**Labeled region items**
──────
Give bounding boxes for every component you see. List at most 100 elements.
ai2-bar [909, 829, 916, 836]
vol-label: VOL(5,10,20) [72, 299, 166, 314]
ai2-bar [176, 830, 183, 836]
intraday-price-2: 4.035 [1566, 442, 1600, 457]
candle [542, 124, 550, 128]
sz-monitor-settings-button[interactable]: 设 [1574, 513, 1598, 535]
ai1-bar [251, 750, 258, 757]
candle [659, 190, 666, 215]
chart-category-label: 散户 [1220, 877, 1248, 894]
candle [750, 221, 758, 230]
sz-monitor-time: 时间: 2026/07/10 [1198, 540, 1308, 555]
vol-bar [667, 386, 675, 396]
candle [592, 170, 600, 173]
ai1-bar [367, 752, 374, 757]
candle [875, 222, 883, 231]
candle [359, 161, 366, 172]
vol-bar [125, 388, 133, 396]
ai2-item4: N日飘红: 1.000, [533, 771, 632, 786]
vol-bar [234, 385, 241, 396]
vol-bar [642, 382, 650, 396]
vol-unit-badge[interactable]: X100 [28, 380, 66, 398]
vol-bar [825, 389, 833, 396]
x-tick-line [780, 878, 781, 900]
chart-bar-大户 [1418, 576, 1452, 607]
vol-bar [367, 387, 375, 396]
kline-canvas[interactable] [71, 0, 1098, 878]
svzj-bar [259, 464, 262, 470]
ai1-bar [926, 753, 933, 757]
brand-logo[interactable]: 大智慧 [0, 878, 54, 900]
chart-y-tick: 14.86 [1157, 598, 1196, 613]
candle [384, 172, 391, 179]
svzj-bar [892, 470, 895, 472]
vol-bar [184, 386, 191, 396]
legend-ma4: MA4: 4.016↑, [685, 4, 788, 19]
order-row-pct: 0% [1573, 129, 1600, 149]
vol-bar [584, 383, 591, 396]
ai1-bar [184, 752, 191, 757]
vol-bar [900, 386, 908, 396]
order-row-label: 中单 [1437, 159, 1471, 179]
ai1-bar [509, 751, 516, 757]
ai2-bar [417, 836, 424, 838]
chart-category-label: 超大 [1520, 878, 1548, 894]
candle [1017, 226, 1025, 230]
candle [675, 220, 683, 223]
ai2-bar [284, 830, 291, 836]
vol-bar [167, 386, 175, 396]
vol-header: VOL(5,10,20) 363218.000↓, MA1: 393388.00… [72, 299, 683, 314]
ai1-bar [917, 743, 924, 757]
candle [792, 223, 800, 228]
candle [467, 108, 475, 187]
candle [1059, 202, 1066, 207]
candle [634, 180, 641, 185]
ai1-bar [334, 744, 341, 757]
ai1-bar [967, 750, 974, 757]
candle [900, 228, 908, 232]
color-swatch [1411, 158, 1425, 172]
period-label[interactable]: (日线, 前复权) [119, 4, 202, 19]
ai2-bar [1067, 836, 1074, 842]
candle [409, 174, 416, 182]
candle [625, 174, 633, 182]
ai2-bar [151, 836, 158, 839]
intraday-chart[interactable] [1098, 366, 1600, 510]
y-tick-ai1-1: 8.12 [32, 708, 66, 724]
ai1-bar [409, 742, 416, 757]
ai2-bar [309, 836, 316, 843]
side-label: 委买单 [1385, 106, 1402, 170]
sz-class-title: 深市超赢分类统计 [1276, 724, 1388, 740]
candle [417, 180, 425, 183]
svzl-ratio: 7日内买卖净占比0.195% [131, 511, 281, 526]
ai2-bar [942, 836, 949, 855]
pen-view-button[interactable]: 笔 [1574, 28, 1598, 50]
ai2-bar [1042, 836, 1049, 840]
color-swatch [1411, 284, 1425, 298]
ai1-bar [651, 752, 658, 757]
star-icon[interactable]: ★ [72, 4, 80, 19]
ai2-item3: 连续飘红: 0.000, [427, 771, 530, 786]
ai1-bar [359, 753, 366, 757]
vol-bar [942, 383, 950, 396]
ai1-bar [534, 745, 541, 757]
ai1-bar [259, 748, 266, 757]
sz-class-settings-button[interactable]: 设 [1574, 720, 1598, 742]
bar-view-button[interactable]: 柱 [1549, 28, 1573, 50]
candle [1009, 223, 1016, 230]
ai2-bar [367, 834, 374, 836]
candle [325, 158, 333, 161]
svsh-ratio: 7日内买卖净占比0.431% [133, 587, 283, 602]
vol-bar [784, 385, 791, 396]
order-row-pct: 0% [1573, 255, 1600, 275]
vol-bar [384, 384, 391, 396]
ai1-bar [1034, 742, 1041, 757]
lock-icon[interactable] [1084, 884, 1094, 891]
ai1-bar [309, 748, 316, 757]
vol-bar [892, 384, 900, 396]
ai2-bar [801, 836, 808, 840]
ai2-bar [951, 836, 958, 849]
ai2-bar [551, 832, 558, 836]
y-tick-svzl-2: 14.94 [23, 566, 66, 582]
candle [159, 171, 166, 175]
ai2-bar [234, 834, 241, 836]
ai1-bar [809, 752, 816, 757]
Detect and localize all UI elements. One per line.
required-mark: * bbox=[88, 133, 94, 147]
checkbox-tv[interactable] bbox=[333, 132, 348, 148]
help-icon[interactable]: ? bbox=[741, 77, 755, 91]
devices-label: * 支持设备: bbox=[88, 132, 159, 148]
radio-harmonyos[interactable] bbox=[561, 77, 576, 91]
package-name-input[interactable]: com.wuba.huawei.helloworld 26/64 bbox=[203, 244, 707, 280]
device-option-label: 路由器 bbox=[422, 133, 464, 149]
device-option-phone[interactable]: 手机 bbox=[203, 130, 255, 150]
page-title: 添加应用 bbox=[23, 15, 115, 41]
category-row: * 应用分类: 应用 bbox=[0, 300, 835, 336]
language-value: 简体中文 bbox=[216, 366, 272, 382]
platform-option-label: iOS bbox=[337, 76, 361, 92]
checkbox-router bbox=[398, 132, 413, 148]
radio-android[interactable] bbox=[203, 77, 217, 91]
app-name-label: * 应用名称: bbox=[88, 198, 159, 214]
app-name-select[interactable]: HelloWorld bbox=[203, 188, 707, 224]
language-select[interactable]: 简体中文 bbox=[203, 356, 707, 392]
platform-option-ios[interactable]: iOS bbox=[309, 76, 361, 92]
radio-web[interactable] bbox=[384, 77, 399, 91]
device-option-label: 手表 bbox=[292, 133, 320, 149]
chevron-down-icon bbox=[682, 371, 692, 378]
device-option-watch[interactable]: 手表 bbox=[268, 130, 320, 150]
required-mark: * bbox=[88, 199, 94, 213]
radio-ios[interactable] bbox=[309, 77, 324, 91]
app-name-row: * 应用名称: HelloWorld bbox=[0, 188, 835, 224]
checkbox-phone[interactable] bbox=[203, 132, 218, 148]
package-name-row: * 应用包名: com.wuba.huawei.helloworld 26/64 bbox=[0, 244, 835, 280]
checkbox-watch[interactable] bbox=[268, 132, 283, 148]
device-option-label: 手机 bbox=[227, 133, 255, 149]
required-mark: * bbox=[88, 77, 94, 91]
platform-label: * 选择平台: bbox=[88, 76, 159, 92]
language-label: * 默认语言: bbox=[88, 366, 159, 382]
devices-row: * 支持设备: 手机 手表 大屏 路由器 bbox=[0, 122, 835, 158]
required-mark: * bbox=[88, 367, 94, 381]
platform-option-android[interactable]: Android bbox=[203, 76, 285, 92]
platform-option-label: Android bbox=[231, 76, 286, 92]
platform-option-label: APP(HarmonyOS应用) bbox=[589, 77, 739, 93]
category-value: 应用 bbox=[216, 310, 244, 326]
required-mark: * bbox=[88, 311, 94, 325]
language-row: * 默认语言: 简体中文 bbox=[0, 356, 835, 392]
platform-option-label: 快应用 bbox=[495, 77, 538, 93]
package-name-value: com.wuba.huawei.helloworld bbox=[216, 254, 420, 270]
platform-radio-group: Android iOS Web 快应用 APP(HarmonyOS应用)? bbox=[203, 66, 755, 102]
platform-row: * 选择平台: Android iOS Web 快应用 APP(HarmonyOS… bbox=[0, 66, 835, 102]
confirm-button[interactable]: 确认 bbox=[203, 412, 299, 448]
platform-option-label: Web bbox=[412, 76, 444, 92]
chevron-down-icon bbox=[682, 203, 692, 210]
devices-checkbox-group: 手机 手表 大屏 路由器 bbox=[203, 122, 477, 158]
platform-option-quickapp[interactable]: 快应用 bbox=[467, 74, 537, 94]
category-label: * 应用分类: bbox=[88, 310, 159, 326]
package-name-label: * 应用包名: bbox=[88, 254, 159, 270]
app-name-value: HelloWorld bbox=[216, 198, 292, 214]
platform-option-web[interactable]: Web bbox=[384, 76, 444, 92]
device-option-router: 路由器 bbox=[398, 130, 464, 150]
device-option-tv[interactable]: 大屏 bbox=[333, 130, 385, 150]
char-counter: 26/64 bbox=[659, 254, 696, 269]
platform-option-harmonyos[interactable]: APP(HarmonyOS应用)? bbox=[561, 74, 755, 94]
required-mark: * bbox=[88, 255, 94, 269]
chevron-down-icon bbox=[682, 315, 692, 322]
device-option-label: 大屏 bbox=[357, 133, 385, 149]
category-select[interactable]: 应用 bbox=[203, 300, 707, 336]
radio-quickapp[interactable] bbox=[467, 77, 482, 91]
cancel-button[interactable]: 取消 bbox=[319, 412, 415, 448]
──────
**Written task**
Copy the stretch of the items above from the very first line through the line containing "color-swatch [1411, 158, 1425, 172]", including both of those lines.

**Task solution**
Give bounding boxes for every component you see. List at most 100 elements.
ai2-bar [909, 829, 916, 836]
vol-label: VOL(5,10,20) [72, 299, 166, 314]
ai2-bar [176, 830, 183, 836]
intraday-price-2: 4.035 [1566, 442, 1600, 457]
candle [542, 124, 550, 128]
sz-monitor-settings-button[interactable]: 设 [1574, 513, 1598, 535]
ai1-bar [251, 750, 258, 757]
candle [659, 190, 666, 215]
chart-category-label: 散户 [1220, 877, 1248, 894]
candle [750, 221, 758, 230]
sz-monitor-time: 时间: 2026/07/10 [1198, 540, 1308, 555]
vol-bar [667, 386, 675, 396]
candle [592, 170, 600, 173]
ai1-bar [367, 752, 374, 757]
candle [875, 222, 883, 231]
candle [359, 161, 366, 172]
vol-bar [125, 388, 133, 396]
ai2-item4: N日飘红: 1.000, [533, 771, 632, 786]
vol-bar [234, 385, 241, 396]
vol-bar [642, 382, 650, 396]
vol-unit-badge[interactable]: X100 [28, 380, 66, 398]
vol-bar [825, 389, 833, 396]
x-tick-line [780, 878, 781, 900]
chart-bar-大户 [1418, 576, 1452, 607]
vol-bar [367, 387, 375, 396]
kline-canvas[interactable] [71, 0, 1098, 878]
svzj-bar [259, 464, 262, 470]
ai1-bar [926, 753, 933, 757]
brand-logo[interactable]: 大智慧 [0, 878, 54, 900]
chart-y-tick: 14.86 [1157, 598, 1196, 613]
candle [384, 172, 391, 179]
svzj-bar [892, 470, 895, 472]
vol-bar [184, 386, 191, 396]
legend-ma4: MA4: 4.016↑, [685, 4, 788, 19]
order-row-pct: 0% [1573, 129, 1600, 149]
vol-bar [584, 383, 591, 396]
ai1-bar [184, 752, 191, 757]
vol-bar [900, 386, 908, 396]
order-row-label: 中单 [1437, 159, 1471, 179]
ai1-bar [509, 751, 516, 757]
ai2-bar [417, 836, 424, 838]
chart-category-label: 超大 [1520, 878, 1548, 894]
candle [1017, 226, 1025, 230]
candle [675, 220, 683, 223]
ai2-bar [284, 830, 291, 836]
vol-bar [167, 386, 175, 396]
vol-header: VOL(5,10,20) 363218.000↓, MA1: 393388.00… [72, 299, 683, 314]
ai1-bar [917, 743, 924, 757]
candle [792, 223, 800, 228]
candle [467, 108, 475, 187]
candle [1059, 202, 1066, 207]
candle [634, 180, 641, 185]
ai1-bar [334, 744, 341, 757]
ai1-bar [967, 750, 974, 757]
candle [900, 228, 908, 232]
color-swatch [1411, 158, 1425, 172]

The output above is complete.